____ SUPPLIED INFORMATION

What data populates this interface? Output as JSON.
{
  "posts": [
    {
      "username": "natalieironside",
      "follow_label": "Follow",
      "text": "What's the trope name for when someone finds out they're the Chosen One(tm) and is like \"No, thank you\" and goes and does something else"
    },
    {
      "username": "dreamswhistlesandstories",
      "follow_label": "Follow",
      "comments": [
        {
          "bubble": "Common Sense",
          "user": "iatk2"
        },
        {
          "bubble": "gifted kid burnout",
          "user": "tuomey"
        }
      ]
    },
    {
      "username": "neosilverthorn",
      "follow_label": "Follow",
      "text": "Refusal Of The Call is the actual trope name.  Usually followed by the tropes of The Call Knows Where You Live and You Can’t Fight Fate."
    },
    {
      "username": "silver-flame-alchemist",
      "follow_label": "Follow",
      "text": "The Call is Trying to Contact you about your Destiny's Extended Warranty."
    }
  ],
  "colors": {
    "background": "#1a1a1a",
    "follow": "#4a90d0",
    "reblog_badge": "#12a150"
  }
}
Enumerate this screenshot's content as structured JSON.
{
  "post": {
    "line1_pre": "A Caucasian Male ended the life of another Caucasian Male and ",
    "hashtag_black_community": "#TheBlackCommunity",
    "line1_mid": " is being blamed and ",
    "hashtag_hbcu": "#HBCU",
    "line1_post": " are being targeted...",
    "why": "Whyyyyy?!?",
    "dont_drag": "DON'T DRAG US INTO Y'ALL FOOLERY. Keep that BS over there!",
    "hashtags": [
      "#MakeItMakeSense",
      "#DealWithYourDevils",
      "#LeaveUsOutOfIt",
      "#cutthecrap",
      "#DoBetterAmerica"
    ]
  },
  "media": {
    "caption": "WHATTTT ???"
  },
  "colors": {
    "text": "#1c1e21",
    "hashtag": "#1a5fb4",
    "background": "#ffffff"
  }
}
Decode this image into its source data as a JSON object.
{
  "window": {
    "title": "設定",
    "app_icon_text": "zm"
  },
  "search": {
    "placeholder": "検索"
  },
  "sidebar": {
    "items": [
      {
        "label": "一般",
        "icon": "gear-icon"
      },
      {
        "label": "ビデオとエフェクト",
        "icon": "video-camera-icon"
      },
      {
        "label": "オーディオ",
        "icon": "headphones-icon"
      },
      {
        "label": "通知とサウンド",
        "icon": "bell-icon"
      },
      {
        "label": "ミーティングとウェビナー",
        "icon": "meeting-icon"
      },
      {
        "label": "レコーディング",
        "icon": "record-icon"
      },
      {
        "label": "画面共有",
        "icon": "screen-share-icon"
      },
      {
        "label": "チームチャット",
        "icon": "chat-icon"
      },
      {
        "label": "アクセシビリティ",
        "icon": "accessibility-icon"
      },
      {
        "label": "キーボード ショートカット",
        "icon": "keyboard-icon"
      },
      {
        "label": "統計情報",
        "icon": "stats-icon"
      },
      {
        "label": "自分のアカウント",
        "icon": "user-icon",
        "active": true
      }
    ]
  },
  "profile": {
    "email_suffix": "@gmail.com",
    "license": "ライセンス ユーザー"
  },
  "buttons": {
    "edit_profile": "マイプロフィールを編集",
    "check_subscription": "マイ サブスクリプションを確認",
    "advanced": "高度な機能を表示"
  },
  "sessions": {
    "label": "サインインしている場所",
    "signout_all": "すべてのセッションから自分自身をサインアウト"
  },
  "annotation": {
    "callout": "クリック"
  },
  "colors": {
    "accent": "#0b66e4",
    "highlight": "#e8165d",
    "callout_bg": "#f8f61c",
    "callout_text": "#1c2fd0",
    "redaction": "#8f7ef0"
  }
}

________

= GIVEN TASK =
Provide all the records again, word for word.

= FINAL RESULT =
What data populates this interface? Output as JSON.
{
  "posts": [
    {
      "username": "natalieironside",
      "follow_label": "Follow",
      "text": "What's the trope name for when someone finds out they're the Chosen One(tm) and is like \"No, thank you\" and goes and does something else"
    },
    {
      "username": "dreamswhistlesandstories",
      "follow_label": "Follow",
      "comments": [
        {
          "bubble": "Common Sense",
          "user": "iatk2"
        },
        {
          "bubble": "gifted kid burnout",
          "user": "tuomey"
        }
      ]
    },
    {
      "username": "neosilverthorn",
      "follow_label": "Follow",
      "text": "Refusal Of The Call is the actual trope name.  Usually followed by the tropes of The Call Knows Where You Live and You Can’t Fight Fate."
    },
    {
      "username": "silver-flame-alchemist",
      "follow_label": "Follow",
      "text": "The Call is Trying to Contact you about your Destiny's Extended Warranty."
    }
  ],
  "colors": {
    "background": "#1a1a1a",
    "follow": "#4a90d0",
    "reblog_badge": "#12a150"
  }
}
Enumerate this screenshot's content as structured JSON.
{
  "post": {
    "line1_pre": "A Caucasian Male ended the life of another Caucasian Male and ",
    "hashtag_black_community": "#TheBlackCommunity",
    "line1_mid": " is being blamed and ",
    "hashtag_hbcu": "#HBCU",
    "line1_post": " are being targeted...",
    "why": "Whyyyyy?!?",
    "dont_drag": "DON'T DRAG US INTO Y'ALL FOOLERY. Keep that BS over there!",
    "hashtags": [
      "#MakeItMakeSense",
      "#DealWithYourDevils",
      "#LeaveUsOutOfIt",
      "#cutthecrap",
      "#DoBetterAmerica"
    ]
  },
  "media": {
    "caption": "WHATTTT ???"
  },
  "colors": {
    "text": "#1c1e21",
    "hashtag": "#1a5fb4",
    "background": "#ffffff"
  }
}
Decode this image into its source data as a JSON object.
{
  "window": {
    "title": "設定",
    "app_icon_text": "zm"
  },
  "search": {
    "placeholder": "検索"
  },
  "sidebar": {
    "items": [
      {
        "label": "一般",
        "icon": "gear-icon"
      },
      {
        "label": "ビデオとエフェクト",
        "icon": "video-camera-icon"
      },
      {
        "label": "オーディオ",
        "icon": "headphones-icon"
      },
      {
        "label": "通知とサウンド",
        "icon": "bell-icon"
      },
      {
        "label": "ミーティングとウェビナー",
        "icon": "meeting-icon"
      },
      {
        "label": "レコーディング",
        "icon": "record-icon"
      },
      {
        "label": "画面共有",
        "icon": "screen-share-icon"
      },
      {
        "label": "チームチャット",
        "icon": "chat-icon"
      },
      {
        "label": "アクセシビリティ",
        "icon": "accessibility-icon"
      },
      {
        "label": "キーボード ショートカット",
        "icon": "keyboard-icon"
      },
      {
        "label": "統計情報",
        "icon": "stats-icon"
      },
      {
        "label": "自分のアカウント",
        "icon": "user-icon",
        "active": true
      }
    ]
  },
  "profile": {
    "email_suffix": "@gmail.com",
    "license": "ライセンス ユーザー"
  },
  "buttons": {
    "edit_profile": "マイプロフィールを編集",
    "check_subscription": "マイ サブスクリプションを確認",
    "advanced": "高度な機能を表示"
  },
  "sessions": {
    "label": "サインインしている場所",
    "signout_all": "すべてのセッションから自分自身をサインアウト"
  },
  "annotation": {
    "callout": "クリック"
  },
  "colors": {
    "accent": "#0b66e4",
    "highlight": "#e8165d",
    "callout_bg": "#f8f61c",
    "callout_text": "#1c2fd0",
    "redaction": "#8f7ef0"
  }
}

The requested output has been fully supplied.